Task brief:
Omit every picture and output the rest of the records exactly as they are.

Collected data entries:
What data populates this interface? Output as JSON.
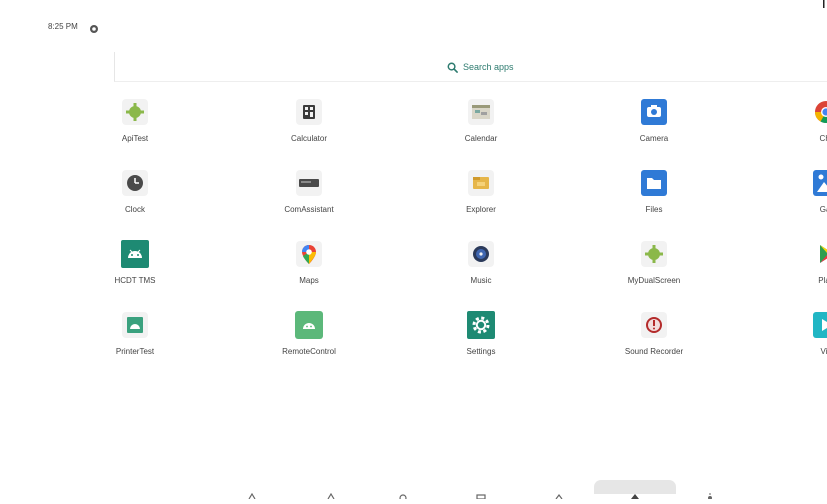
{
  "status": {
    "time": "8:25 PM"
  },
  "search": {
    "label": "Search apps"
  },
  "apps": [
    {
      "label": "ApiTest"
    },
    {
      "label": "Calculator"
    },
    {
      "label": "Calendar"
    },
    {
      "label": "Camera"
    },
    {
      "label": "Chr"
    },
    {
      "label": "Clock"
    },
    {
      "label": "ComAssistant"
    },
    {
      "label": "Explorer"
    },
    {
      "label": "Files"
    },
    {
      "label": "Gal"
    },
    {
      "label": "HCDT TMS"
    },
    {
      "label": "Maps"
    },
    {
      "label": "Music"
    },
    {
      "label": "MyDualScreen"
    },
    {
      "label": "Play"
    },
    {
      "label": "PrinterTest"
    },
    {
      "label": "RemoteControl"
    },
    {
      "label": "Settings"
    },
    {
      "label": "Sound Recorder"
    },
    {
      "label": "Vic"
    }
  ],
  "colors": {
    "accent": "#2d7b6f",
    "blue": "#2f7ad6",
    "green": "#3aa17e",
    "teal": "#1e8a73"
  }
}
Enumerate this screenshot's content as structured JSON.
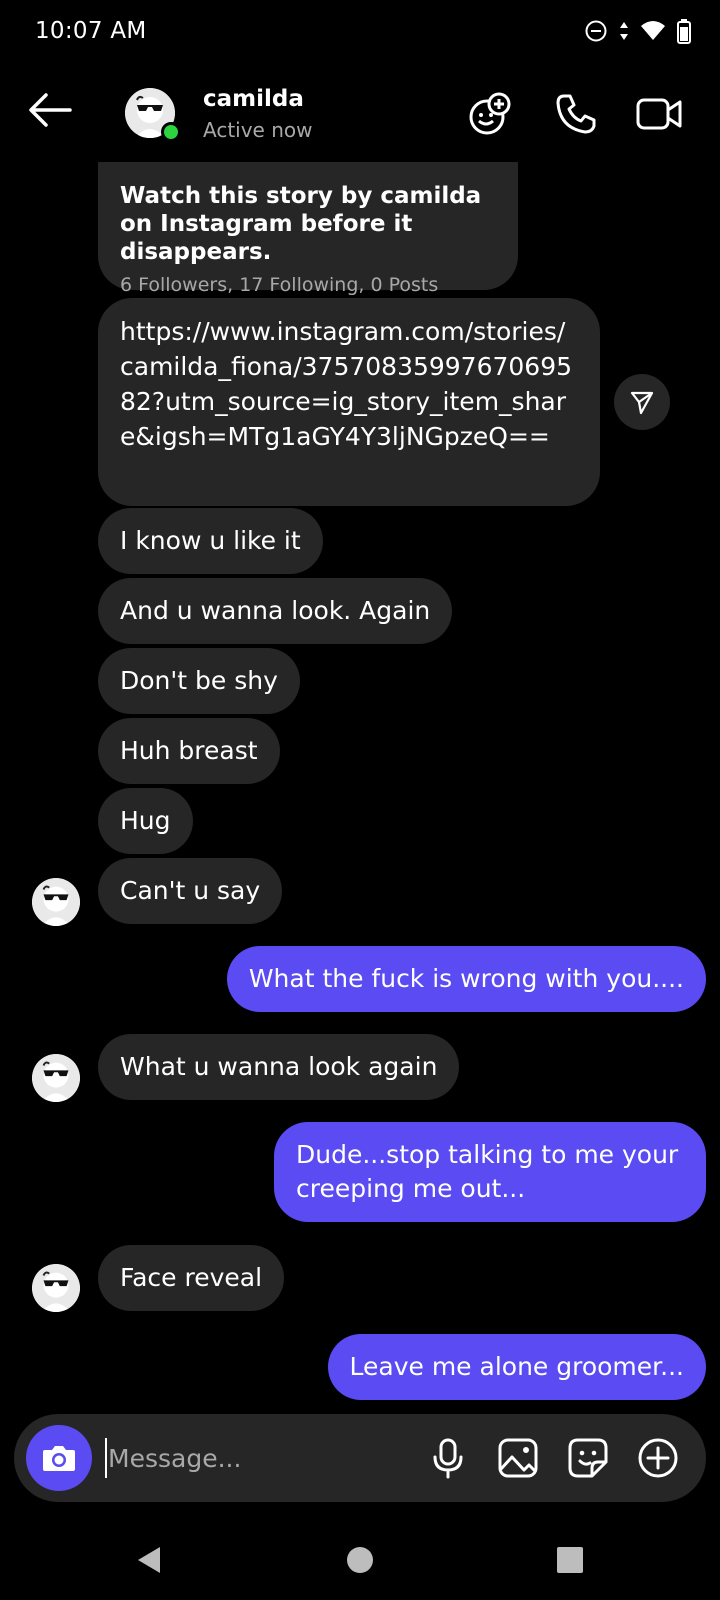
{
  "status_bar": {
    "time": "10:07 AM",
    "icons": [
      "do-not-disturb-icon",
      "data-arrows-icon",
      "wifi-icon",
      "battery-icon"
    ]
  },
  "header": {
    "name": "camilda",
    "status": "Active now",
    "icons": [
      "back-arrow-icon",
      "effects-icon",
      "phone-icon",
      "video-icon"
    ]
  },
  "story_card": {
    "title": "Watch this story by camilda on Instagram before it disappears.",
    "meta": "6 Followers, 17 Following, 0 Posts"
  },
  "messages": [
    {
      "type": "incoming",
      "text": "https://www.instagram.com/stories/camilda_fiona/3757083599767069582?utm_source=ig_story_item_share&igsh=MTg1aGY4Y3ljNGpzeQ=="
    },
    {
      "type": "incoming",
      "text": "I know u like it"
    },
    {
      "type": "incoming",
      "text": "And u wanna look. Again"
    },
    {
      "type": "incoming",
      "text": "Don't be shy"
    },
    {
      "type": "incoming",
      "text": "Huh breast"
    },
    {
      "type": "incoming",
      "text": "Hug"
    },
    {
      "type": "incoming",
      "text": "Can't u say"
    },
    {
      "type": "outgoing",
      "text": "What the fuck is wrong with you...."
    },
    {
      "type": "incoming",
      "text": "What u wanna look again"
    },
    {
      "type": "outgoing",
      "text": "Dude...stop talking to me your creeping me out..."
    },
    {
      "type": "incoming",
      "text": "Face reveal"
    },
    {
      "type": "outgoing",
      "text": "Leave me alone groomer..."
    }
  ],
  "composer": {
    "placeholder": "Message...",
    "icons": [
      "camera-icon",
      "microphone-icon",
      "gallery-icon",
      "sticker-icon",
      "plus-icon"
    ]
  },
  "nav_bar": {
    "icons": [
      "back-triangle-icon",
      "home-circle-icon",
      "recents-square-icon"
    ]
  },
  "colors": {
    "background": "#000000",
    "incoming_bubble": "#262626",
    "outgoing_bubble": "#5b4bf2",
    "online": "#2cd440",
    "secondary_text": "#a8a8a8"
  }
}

Written response:
What data populates this interface? Output as JSON.
{
  "status": {
    "time": "8:25 PM"
  },
  "search": {
    "label": "Search apps"
  },
  "apps": [
    {
      "label": "ApiTest"
    },
    {
      "label": "Calculator"
    },
    {
      "label": "Calendar"
    },
    {
      "label": "Camera"
    },
    {
      "label": "Chr"
    },
    {
      "label": "Clock"
    },
    {
      "label": "ComAssistant"
    },
    {
      "label": "Explorer"
    },
    {
      "label": "Files"
    },
    {
      "label": "Gal"
    },
    {
      "label": "HCDT TMS"
    },
    {
      "label": "Maps"
    },
    {
      "label": "Music"
    },
    {
      "label": "MyDualScreen"
    },
    {
      "label": "Play"
    },
    {
      "label": "PrinterTest"
    },
    {
      "label": "RemoteControl"
    },
    {
      "label": "Settings"
    },
    {
      "label": "Sound Recorder"
    },
    {
      "label": "Vic"
    }
  ],
  "colors": {
    "accent": "#2d7b6f",
    "blue": "#2f7ad6",
    "green": "#3aa17e",
    "teal": "#1e8a73"
  }
}
Enumerate this screenshot's content as structured JSON.
{
  "status_bar": {
    "time": "10:07 AM",
    "icons": [
      "do-not-disturb-icon",
      "data-arrows-icon",
      "wifi-icon",
      "battery-icon"
    ]
  },
  "header": {
    "name": "camilda",
    "status": "Active now",
    "icons": [
      "back-arrow-icon",
      "effects-icon",
      "phone-icon",
      "video-icon"
    ]
  },
  "story_card": {
    "title": "Watch this story by camilda on Instagram before it disappears.",
    "meta": "6 Followers, 17 Following, 0 Posts"
  },
  "messages": [
    {
      "type": "incoming",
      "text": "https://www.instagram.com/stories/camilda_fiona/3757083599767069582?utm_source=ig_story_item_share&igsh=MTg1aGY4Y3ljNGpzeQ=="
    },
    {
      "type": "incoming",
      "text": "I know u like it"
    },
    {
      "type": "incoming",
      "text": "And u wanna look. Again"
    },
    {
      "type": "incoming",
      "text": "Don't be shy"
    },
    {
      "type": "incoming",
      "text": "Huh breast"
    },
    {
      "type": "incoming",
      "text": "Hug"
    },
    {
      "type": "incoming",
      "text": "Can't u say"
    },
    {
      "type": "outgoing",
      "text": "What the fuck is wrong with you...."
    },
    {
      "type": "incoming",
      "text": "What u wanna look again"
    },
    {
      "type": "outgoing",
      "text": "Dude...stop talking to me your creeping me out..."
    },
    {
      "type": "incoming",
      "text": "Face reveal"
    },
    {
      "type": "outgoing",
      "text": "Leave me alone groomer..."
    }
  ],
  "composer": {
    "placeholder": "Message...",
    "icons": [
      "camera-icon",
      "microphone-icon",
      "gallery-icon",
      "sticker-icon",
      "plus-icon"
    ]
  },
  "nav_bar": {
    "icons": [
      "back-triangle-icon",
      "home-circle-icon",
      "recents-square-icon"
    ]
  },
  "colors": {
    "background": "#000000",
    "incoming_bubble": "#262626",
    "outgoing_bubble": "#5b4bf2",
    "online": "#2cd440",
    "secondary_text": "#a8a8a8"
  }
}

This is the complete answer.